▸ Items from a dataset
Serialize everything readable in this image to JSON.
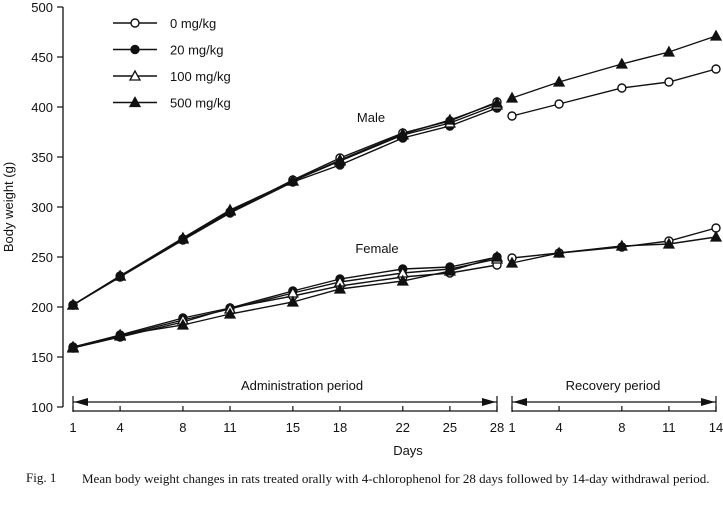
{
  "chart_data": {
    "type": "line",
    "title": "",
    "xlabel": "Days",
    "ylabel": "Body weight (g)",
    "ylim": [
      100,
      500
    ],
    "yticks": [
      100,
      150,
      200,
      250,
      300,
      350,
      400,
      450,
      500
    ],
    "grid": false,
    "legend_placement": "top-left",
    "periods": [
      {
        "name": "Administration period",
        "x": [
          1,
          4,
          8,
          11,
          15,
          18,
          22,
          25,
          28
        ]
      },
      {
        "name": "Recovery period",
        "x": [
          1,
          4,
          8,
          11,
          14
        ]
      }
    ],
    "annotations": [
      "Male",
      "Female"
    ],
    "series": [
      {
        "name": "0 mg/kg",
        "sex": "Male",
        "marker": "open-circle",
        "period": "Administration period",
        "values": [
          202,
          231,
          268,
          295,
          327,
          349,
          374,
          386,
          405
        ]
      },
      {
        "name": "20 mg/kg",
        "sex": "Male",
        "marker": "filled-circle",
        "period": "Administration period",
        "values": [
          202,
          230,
          267,
          294,
          325,
          342,
          369,
          381,
          399
        ]
      },
      {
        "name": "100 mg/kg",
        "sex": "Male",
        "marker": "open-triangle",
        "period": "Administration period",
        "values": [
          202,
          231,
          268,
          296,
          326,
          346,
          372,
          384,
          402
        ]
      },
      {
        "name": "500 mg/kg",
        "sex": "Male",
        "marker": "filled-triangle",
        "period": "Administration period",
        "values": [
          202,
          231,
          269,
          297,
          326,
          347,
          373,
          387,
          404
        ]
      },
      {
        "name": "0 mg/kg",
        "sex": "Male",
        "marker": "open-circle",
        "period": "Recovery period",
        "values": [
          391,
          403,
          419,
          425,
          438
        ]
      },
      {
        "name": "500 mg/kg",
        "sex": "Male",
        "marker": "filled-triangle",
        "period": "Recovery period",
        "values": [
          409,
          425,
          443,
          455,
          471
        ]
      },
      {
        "name": "0 mg/kg",
        "sex": "Female",
        "marker": "open-circle",
        "period": "Administration period",
        "values": [
          159,
          170,
          185,
          199,
          211,
          221,
          230,
          234,
          242
        ]
      },
      {
        "name": "20 mg/kg",
        "sex": "Female",
        "marker": "filled-circle",
        "period": "Administration period",
        "values": [
          160,
          172,
          189,
          199,
          216,
          228,
          238,
          240,
          250
        ]
      },
      {
        "name": "100 mg/kg",
        "sex": "Female",
        "marker": "open-triangle",
        "period": "Administration period",
        "values": [
          160,
          171,
          187,
          198,
          214,
          225,
          234,
          238,
          248
        ]
      },
      {
        "name": "500 mg/kg",
        "sex": "Female",
        "marker": "filled-triangle",
        "period": "Administration period",
        "values": [
          159,
          172,
          182,
          193,
          205,
          218,
          226,
          236,
          250
        ]
      },
      {
        "name": "0 mg/kg",
        "sex": "Female",
        "marker": "open-circle",
        "period": "Recovery period",
        "values": [
          249,
          254,
          260,
          266,
          279
        ]
      },
      {
        "name": "500 mg/kg",
        "sex": "Female",
        "marker": "filled-triangle",
        "period": "Recovery period",
        "values": [
          244,
          254,
          261,
          263,
          270
        ]
      }
    ],
    "legend": [
      {
        "label": "0 mg/kg",
        "marker": "open-circle"
      },
      {
        "label": "20 mg/kg",
        "marker": "filled-circle"
      },
      {
        "label": "100 mg/kg",
        "marker": "open-triangle"
      },
      {
        "label": "500 mg/kg",
        "marker": "filled-triangle"
      }
    ]
  },
  "caption": {
    "figure_label": "Fig. 1",
    "text": "Mean body weight changes in rats treated orally with 4-chlorophenol for 28 days followed by 14-day withdrawal period."
  }
}
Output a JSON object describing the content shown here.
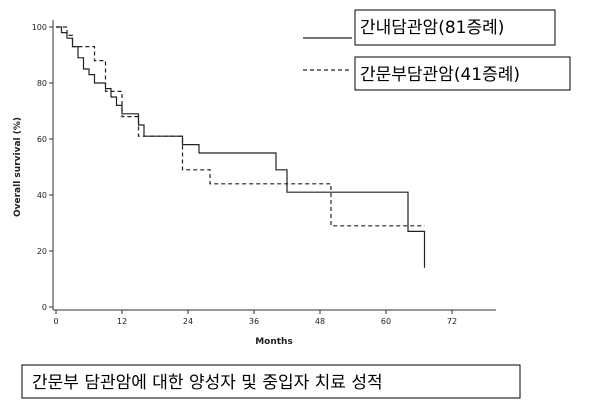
{
  "chart_data": {
    "type": "step",
    "x_label": "Months",
    "y_label": "Overall survival (%)",
    "caption": "간문부 담관암에 대한 양성자 및 중입자 치료 성적",
    "xlim": [
      0,
      80
    ],
    "xticks": [
      0,
      12,
      24,
      36,
      48,
      60,
      72
    ],
    "ylim": [
      0,
      100
    ],
    "yticks": [
      0,
      20,
      40,
      60,
      80,
      100
    ],
    "series": [
      {
        "name": "간내담관암(81증례)",
        "color": "#222222",
        "dash": false,
        "x": [
          0,
          1,
          2,
          3,
          4,
          5,
          6,
          7,
          9,
          10,
          11,
          12,
          15,
          16,
          23,
          26,
          40,
          42,
          64,
          67
        ],
        "values": [
          100,
          98,
          96,
          93,
          89,
          85,
          83,
          80,
          78,
          75,
          72,
          69,
          65,
          61,
          58,
          55,
          49,
          41,
          27,
          14
        ]
      },
      {
        "name": "간문부담관암(41증례)",
        "color": "#222222",
        "dash": true,
        "x": [
          0,
          2,
          3,
          7,
          9,
          12,
          15,
          23,
          28,
          50,
          67
        ],
        "values": [
          100,
          97,
          93,
          88,
          77,
          68,
          61,
          49,
          44,
          29,
          29
        ]
      }
    ]
  }
}
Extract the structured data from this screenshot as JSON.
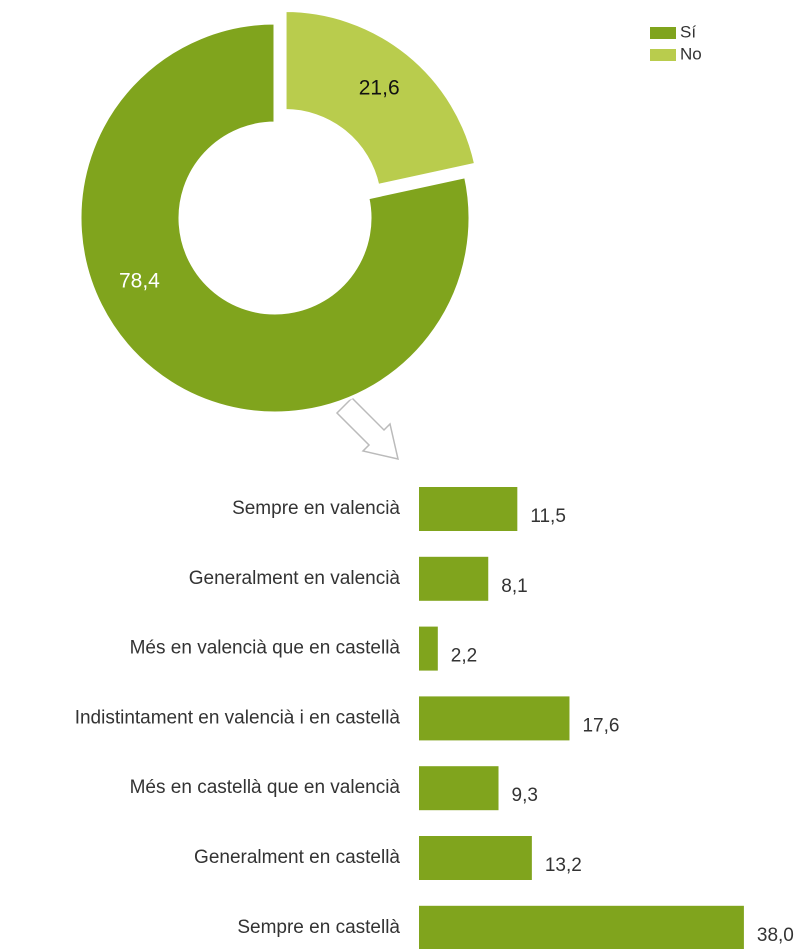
{
  "chart_data": [
    {
      "type": "donut",
      "categories": [
        "Sí",
        "No"
      ],
      "values": [
        78.4,
        21.6
      ],
      "value_labels": [
        "78,4",
        "21,6"
      ],
      "colors": [
        "#80a41d",
        "#b9cc4d"
      ],
      "legend": "top-right"
    },
    {
      "type": "hbar",
      "categories": [
        "Sempre en valencià",
        "Generalment en valencià",
        "Més en valencià que en castellà",
        "Indistintament en valencià i en castellà",
        "Més en castellà que en valencià",
        "Generalment en castellà",
        "Sempre en castellà"
      ],
      "values": [
        11.5,
        8.1,
        2.2,
        17.6,
        9.3,
        13.2,
        38.0
      ],
      "value_labels": [
        "11,5",
        "8,1",
        "2,2",
        "17,6",
        "9,3",
        "13,2",
        "38,0"
      ],
      "color": "#80a41d"
    }
  ]
}
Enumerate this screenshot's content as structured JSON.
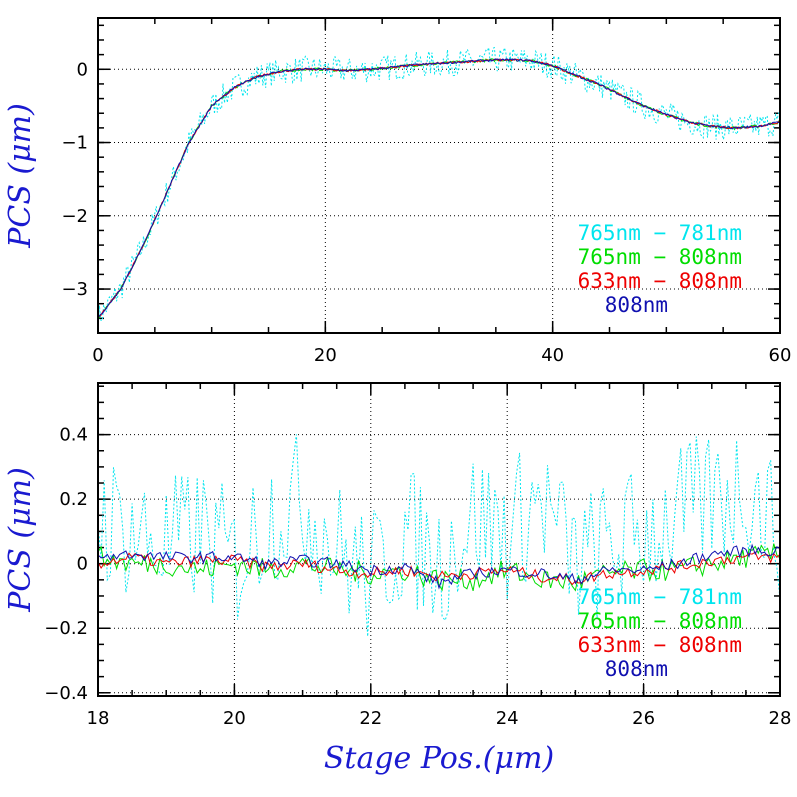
{
  "chart_data": [
    {
      "type": "line",
      "panel": "top",
      "xlabel": "",
      "ylabel": "PCS (μm)",
      "xlim": [
        0,
        60
      ],
      "ylim": [
        -3.6,
        0.7
      ],
      "xticks": [
        0,
        20,
        40,
        60
      ],
      "yticks": [
        -3,
        -2,
        -1,
        0
      ],
      "xtick_labels": [
        "0",
        "20",
        "40",
        "60"
      ],
      "ytick_labels": [
        "−3",
        "−2",
        "−1",
        "0"
      ],
      "grid": true,
      "legend_position": "lower-right",
      "x": [
        0,
        2,
        4,
        6,
        8,
        10,
        12,
        14,
        16,
        18,
        20,
        22,
        24,
        26,
        28,
        30,
        32,
        34,
        36,
        38,
        40,
        42,
        44,
        46,
        48,
        50,
        52,
        54,
        56,
        58,
        60
      ],
      "series": [
        {
          "name": "765nm − 781nm",
          "color": "#00e5ee",
          "style": "dotted",
          "noise": 0.18,
          "values": [
            -3.4,
            -3.0,
            -2.4,
            -1.7,
            -1.0,
            -0.5,
            -0.25,
            -0.1,
            -0.03,
            0.0,
            0.0,
            -0.02,
            0.0,
            0.03,
            0.06,
            0.08,
            0.1,
            0.12,
            0.13,
            0.12,
            0.05,
            -0.08,
            -0.2,
            -0.35,
            -0.5,
            -0.62,
            -0.72,
            -0.78,
            -0.8,
            -0.78,
            -0.72
          ]
        },
        {
          "name": "765nm − 808nm",
          "color": "#00dd00",
          "style": "solid",
          "noise": 0.02,
          "values": [
            -3.4,
            -3.0,
            -2.4,
            -1.7,
            -1.0,
            -0.5,
            -0.25,
            -0.1,
            -0.03,
            0.0,
            0.0,
            -0.02,
            0.0,
            0.03,
            0.06,
            0.08,
            0.1,
            0.12,
            0.13,
            0.12,
            0.05,
            -0.08,
            -0.2,
            -0.35,
            -0.5,
            -0.62,
            -0.72,
            -0.78,
            -0.8,
            -0.78,
            -0.72
          ]
        },
        {
          "name": "633nm − 808nm",
          "color": "#ee0000",
          "style": "solid",
          "noise": 0.015,
          "values": [
            -3.4,
            -3.0,
            -2.4,
            -1.7,
            -1.0,
            -0.5,
            -0.25,
            -0.1,
            -0.03,
            0.0,
            0.0,
            -0.02,
            0.0,
            0.03,
            0.06,
            0.08,
            0.1,
            0.12,
            0.13,
            0.12,
            0.05,
            -0.08,
            -0.2,
            -0.35,
            -0.5,
            -0.62,
            -0.72,
            -0.78,
            -0.8,
            -0.78,
            -0.72
          ]
        },
        {
          "name": "808nm",
          "color": "#1010b0",
          "style": "solid",
          "noise": 0.015,
          "values": [
            -3.4,
            -3.0,
            -2.4,
            -1.7,
            -1.0,
            -0.5,
            -0.25,
            -0.1,
            -0.03,
            0.0,
            0.0,
            -0.02,
            0.0,
            0.03,
            0.06,
            0.08,
            0.1,
            0.12,
            0.13,
            0.12,
            0.05,
            -0.08,
            -0.2,
            -0.35,
            -0.5,
            -0.62,
            -0.72,
            -0.78,
            -0.8,
            -0.78,
            -0.72
          ]
        }
      ]
    },
    {
      "type": "line",
      "panel": "bottom",
      "xlabel": "Stage Pos.(μm)",
      "ylabel": "PCS (μm)",
      "xlim": [
        18,
        28
      ],
      "ylim": [
        -0.41,
        0.56
      ],
      "xticks": [
        18,
        20,
        22,
        24,
        26,
        28
      ],
      "yticks": [
        -0.4,
        -0.2,
        0,
        0.2,
        0.4
      ],
      "xtick_labels": [
        "18",
        "20",
        "22",
        "24",
        "26",
        "28"
      ],
      "ytick_labels": [
        "−0.4",
        "−0.2",
        "0",
        "0.2",
        "0.4"
      ],
      "grid": true,
      "legend_position": "lower-right",
      "x": [
        18,
        18.5,
        19,
        19.5,
        20,
        20.5,
        21,
        21.5,
        22,
        22.5,
        23,
        23.5,
        24,
        24.5,
        25,
        25.5,
        26,
        26.5,
        27,
        27.5,
        28
      ],
      "series": [
        {
          "name": "765nm − 781nm",
          "color": "#00e5ee",
          "style": "dotted",
          "noise": 0.22,
          "values": [
            0.15,
            0.1,
            0.05,
            0.1,
            0.0,
            0.15,
            0.2,
            0.05,
            -0.05,
            0.1,
            0.0,
            0.15,
            0.1,
            0.2,
            0.0,
            0.05,
            0.1,
            0.15,
            0.2,
            0.25,
            0.1
          ]
        },
        {
          "name": "765nm − 808nm",
          "color": "#00dd00",
          "style": "solid",
          "noise": 0.035,
          "values": [
            0.02,
            0.0,
            0.0,
            -0.02,
            0.0,
            -0.02,
            0.0,
            -0.02,
            -0.03,
            -0.02,
            -0.05,
            -0.05,
            -0.02,
            -0.05,
            -0.06,
            -0.03,
            -0.02,
            -0.02,
            0.0,
            0.02,
            0.03
          ]
        },
        {
          "name": "633nm − 808nm",
          "color": "#ee0000",
          "style": "solid",
          "noise": 0.018,
          "values": [
            0.0,
            0.02,
            0.0,
            0.01,
            0.01,
            -0.01,
            0.0,
            -0.02,
            -0.03,
            -0.02,
            -0.04,
            -0.03,
            -0.02,
            -0.04,
            -0.05,
            -0.03,
            -0.02,
            -0.01,
            0.01,
            0.02,
            0.02
          ]
        },
        {
          "name": "808nm",
          "color": "#1010b0",
          "style": "solid",
          "noise": 0.018,
          "values": [
            0.02,
            0.03,
            0.02,
            0.02,
            0.02,
            0.0,
            0.01,
            0.0,
            -0.02,
            -0.01,
            -0.06,
            -0.03,
            -0.02,
            -0.03,
            -0.05,
            -0.02,
            -0.02,
            0.0,
            0.03,
            0.04,
            0.04
          ]
        }
      ]
    }
  ]
}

▸ DIRECTIONS FOR THIS TASK
State how many lines of the entries above include the word "Generalment", offering no text other than the number.

▸ OUTPUT OF THE TASK
2